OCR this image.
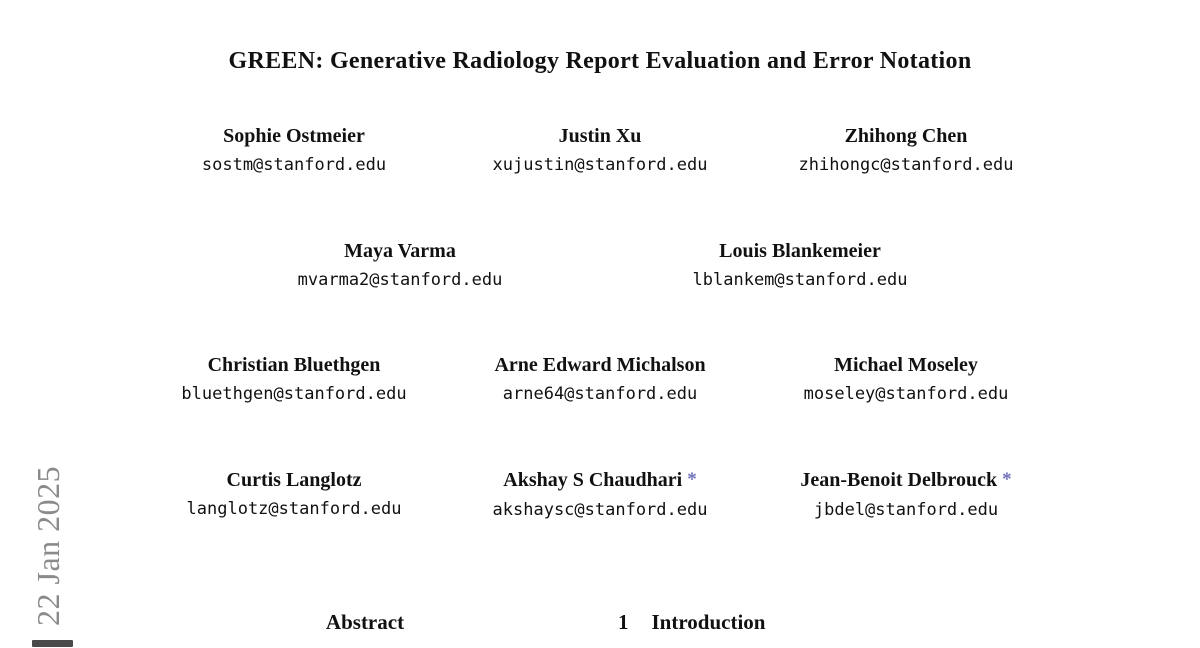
GREEN: Generative Radiology Report Evaluation and Error Notation
Sophie Ostmeier
sostm@stanford.edu
Justin Xu
xujustin@stanford.edu
Zhihong Chen
zhihongc@stanford.edu
Maya Varma
mvarma2@stanford.edu
Louis Blankemeier
lblankem@stanford.edu
Christian Bluethgen
bluethgen@stanford.edu
Arne Edward Michalson
arne64@stanford.edu
Michael Moseley
moseley@stanford.edu
Curtis Langlotz
langlotz@stanford.edu
Akshay S Chaudhari *
akshaysc@stanford.edu
Jean-Benoit Delbrouck *
jbdel@stanford.edu
Abstract	1 Introduction
22 Jan 2025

::::::

### [INSTRUCTIONS TO FOLLOW]
Leave the pictures out and reproduce all of the records exactly.

### [RESULT OF THIS TASK]
OCR this image.
GREEN: Generative Radiology Report Evaluation and Error Notation
Sophie Ostmeier
sostm@stanford.edu
Justin Xu
xujustin@stanford.edu
Zhihong Chen
zhihongc@stanford.edu
Maya Varma
mvarma2@stanford.edu
Louis Blankemeier
lblankem@stanford.edu
Christian Bluethgen
bluethgen@stanford.edu
Arne Edward Michalson
arne64@stanford.edu
Michael Moseley
moseley@stanford.edu
Curtis Langlotz
langlotz@stanford.edu
Akshay S Chaudhari *
akshaysc@stanford.edu
Jean-Benoit Delbrouck *
jbdel@stanford.edu
Abstract	1 Introduction
22 Jan 2025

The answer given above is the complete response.